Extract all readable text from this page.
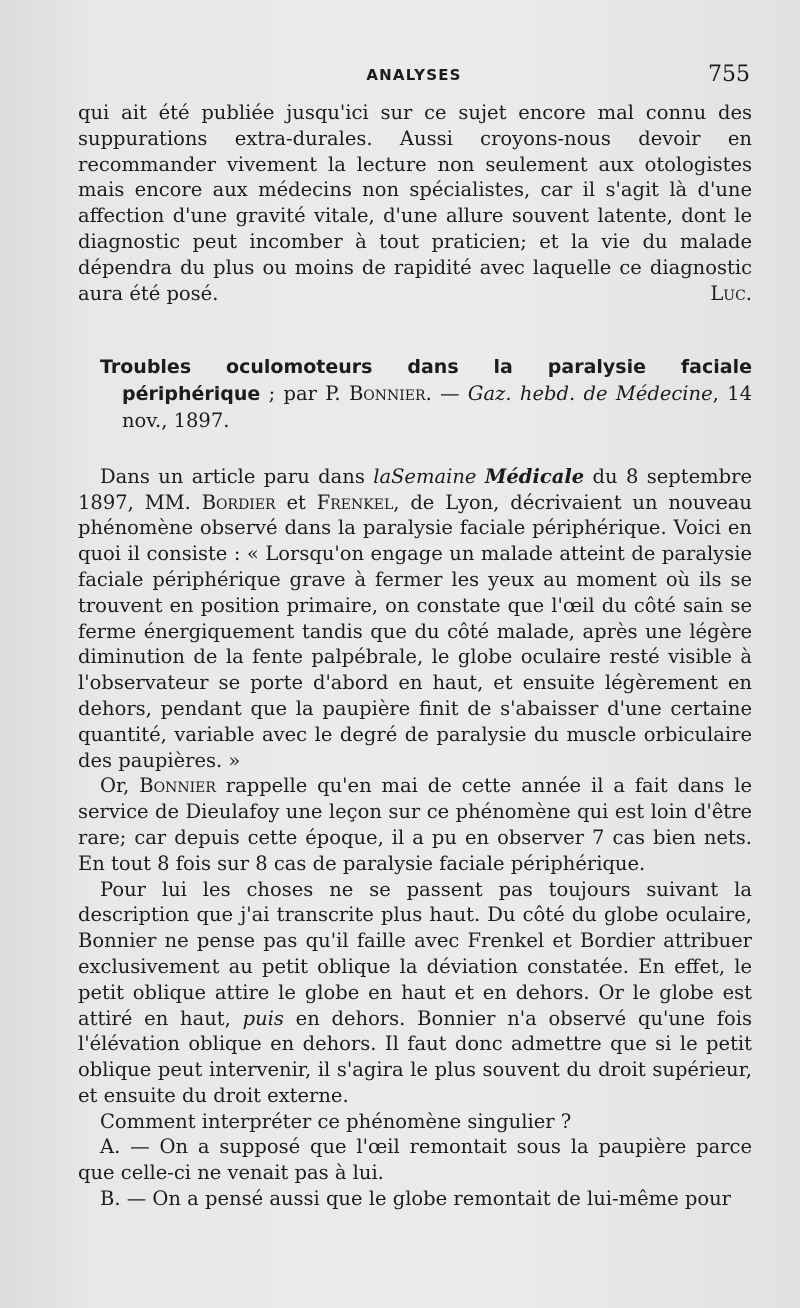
ANALYSES	755

qui ait été publiée jusqu'ici sur ce sujet encore mal connu des suppurations extra-durales. Aussi croyons-nous devoir en recommander vivement la lecture non seulement aux otologistes mais encore aux médecins non spécialistes, car il s'agit là d'une affection d'une gravité vitale, d'une allure souvent latente, dont le diagnostic peut incomber à tout praticien; et la vie du malade dépendra du plus ou moins de rapidité avec laquelle ce diagnostic aura été posé.	Luc.

Troubles oculomoteurs dans la paralysie faciale périphérique ; par P. Bonnier. — Gaz. hebd. de Médecine, 14 nov., 1897.

Dans un article paru dans laSemaine Médicale du 8 septembre 1897, MM. Bordier et Frenkel, de Lyon, décrivaient un nouveau phénomène observé dans la paralysie faciale périphérique. Voici en quoi il consiste : « Lorsqu'on engage un malade atteint de paralysie faciale périphérique grave à fermer les yeux au moment où ils se trouvent en position primaire, on constate que l'œil du côté sain se ferme énergiquement tandis que du côté malade, après une légère diminution de la fente palpébrale, le globe oculaire resté visible à l'observateur se porte d'abord en haut, et ensuite légèrement en dehors, pendant que la paupière finit de s'abaisser d'une certaine quantité, variable avec le degré de paralysie du muscle orbiculaire des paupières. »

Or, Bonnier rappelle qu'en mai de cette année il a fait dans le service de Dieulafoy une leçon sur ce phénomène qui est loin d'être rare; car depuis cette époque, il a pu en observer 7 cas bien nets. En tout 8 fois sur 8 cas de paralysie faciale périphérique.

Pour lui les choses ne se passent pas toujours suivant la description que j'ai transcrite plus haut. Du côté du globe oculaire, Bonnier ne pense pas qu'il faille avec Frenkel et Bordier attribuer exclusivement au petit oblique la déviation constatée. En effet, le petit oblique attire le globe en haut et en dehors. Or le globe est attiré en haut, puis en dehors. Bonnier n'a observé qu'une fois l'élévation oblique en dehors. Il faut donc admettre que si le petit oblique peut intervenir, il s'agira le plus souvent du droit supérieur, et ensuite du droit externe.

Comment interpréter ce phénomène singulier ?

A. — On a supposé que l'œil remontait sous la paupière parce que celle-ci ne venait pas à lui.

B. — On a pensé aussi que le globe remontait de lui-même pour
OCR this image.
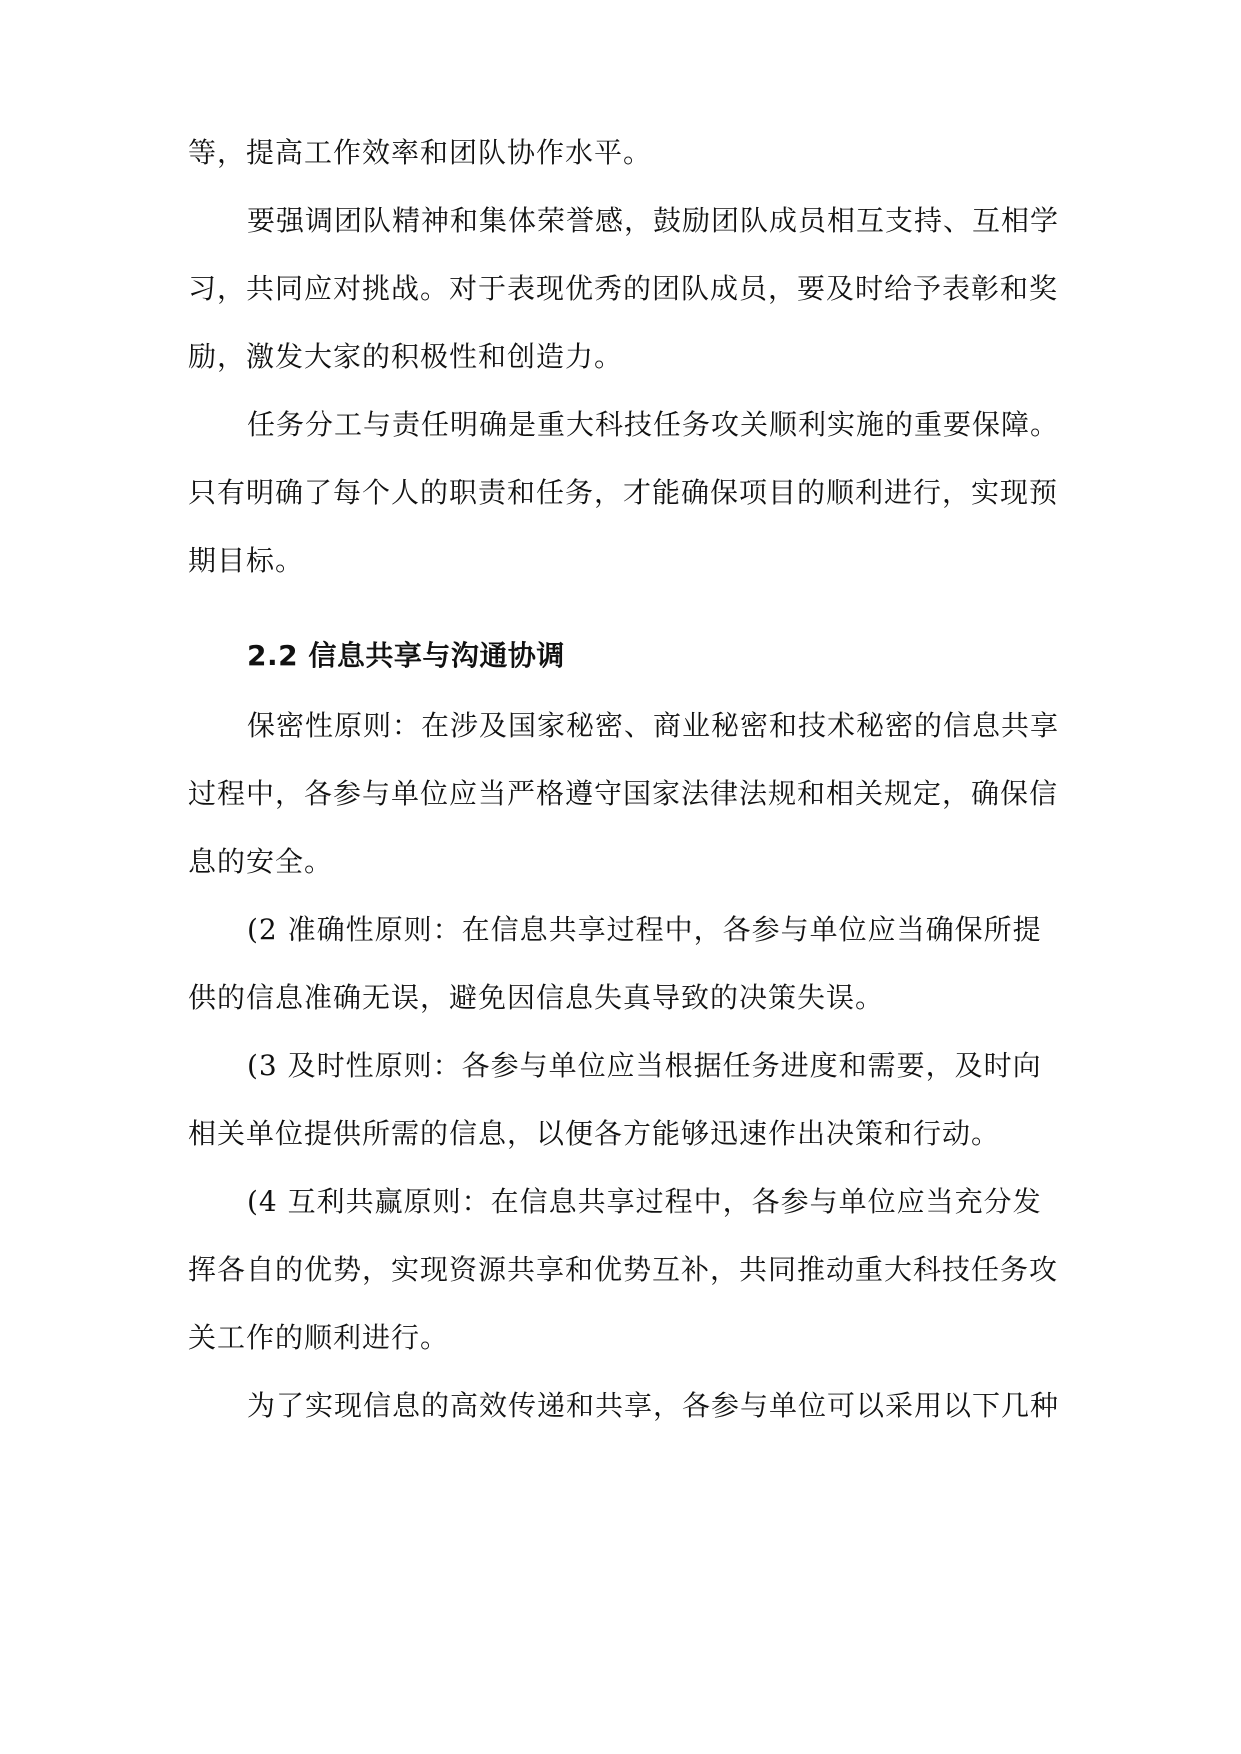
等，提高工作效率和团队协作水平。
要强调团队精神和集体荣誉感，鼓励团队成员相互支持、互相学
习，共同应对挑战。对于表现优秀的团队成员，要及时给予表彰和奖
励，激发大家的积极性和创造力。
任务分工与责任明确是重大科技任务攻关顺利实施的重要保障。
只有明确了每个人的职责和任务，才能确保项目的顺利进行，实现预
期目标。
2.2 信息共享与沟通协调
保密性原则：在涉及国家秘密、商业秘密和技术秘密的信息共享
过程中，各参与单位应当严格遵守国家法律法规和相关规定，确保信
息的安全。
(2 准确性原则：在信息共享过程中，各参与单位应当确保所提
供的信息准确无误，避免因信息失真导致的决策失误。
(3 及时性原则：各参与单位应当根据任务进度和需要，及时向
相关单位提供所需的信息，以便各方能够迅速作出决策和行动。
(4 互利共赢原则：在信息共享过程中，各参与单位应当充分发
挥各自的优势，实现资源共享和优势互补，共同推动重大科技任务攻
关工作的顺利进行。
为了实现信息的高效传递和共享，各参与单位可以采用以下几种
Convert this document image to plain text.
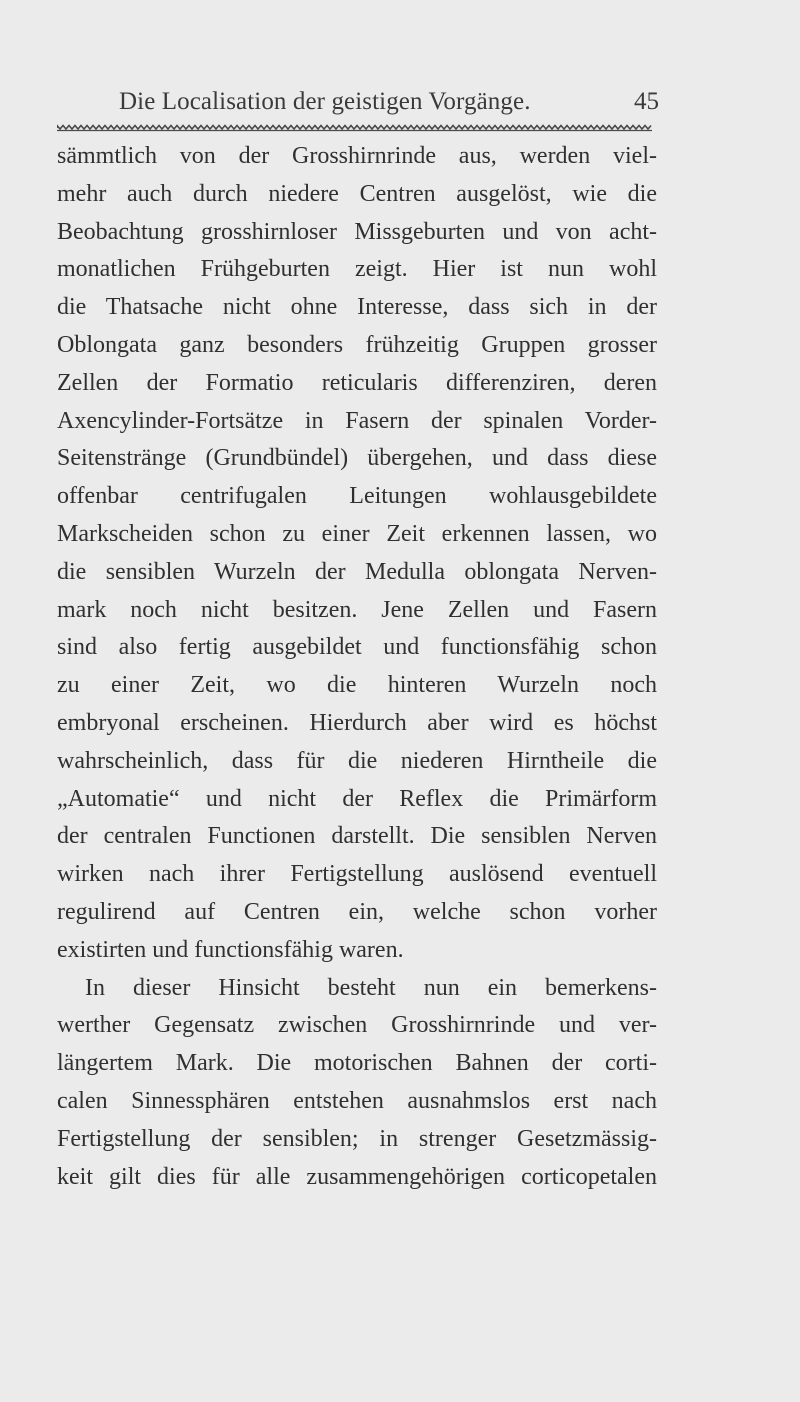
Die Localisation der geistigen Vorgänge.	45
sämmtlich von der Grosshirnrinde aus, werden viel-
mehr auch durch niedere Centren ausgelöst, wie die
Beobachtung grosshirnloser Missgeburten und von acht-
monatlichen Frühgeburten zeigt. Hier ist nun wohl
die Thatsache nicht ohne Interesse, dass sich in der
Oblongata ganz besonders frühzeitig Gruppen grosser
Zellen der Formatio reticularis differenziren, deren
Axencylinder-Fortsätze in Fasern der spinalen Vorder-
Seitenstränge (Grundbündel) übergehen, und dass diese
offenbar centrifugalen Leitungen wohlausgebildete
Markscheiden schon zu einer Zeit erkennen lassen, wo
die sensiblen Wurzeln der Medulla oblongata Nerven-
mark noch nicht besitzen. Jene Zellen und Fasern
sind also fertig ausgebildet und functionsfähig schon
zu einer Zeit, wo die hinteren Wurzeln noch
embryonal erscheinen. Hierdurch aber wird es höchst
wahrscheinlich, dass für die niederen Hirntheile die
„Automatie“ und nicht der Reflex die Primärform
der centralen Functionen darstellt. Die sensiblen Nerven
wirken nach ihrer Fertigstellung auslösend eventuell
regulirend auf Centren ein, welche schon vorher
existirten und functionsfähig waren.
In dieser Hinsicht besteht nun ein bemerkens-
werther Gegensatz zwischen Grosshirnrinde und ver-
längertem Mark. Die motorischen Bahnen der corti-
calen Sinnessphären entstehen ausnahmslos erst nach
Fertigstellung der sensiblen; in strenger Gesetzmässig-
keit gilt dies für alle zusammengehörigen corticopetalen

● WHAT IS ASKED
In the listing above, find the lines holding the word "dass" and copy them.

● SOLUTION TO THE EXERCISE
die Thatsache nicht ohne Interesse, dass sich in der
Seitenstränge (Grundbündel) übergehen, und dass diese
wahrscheinlich, dass für die niederen Hirntheile die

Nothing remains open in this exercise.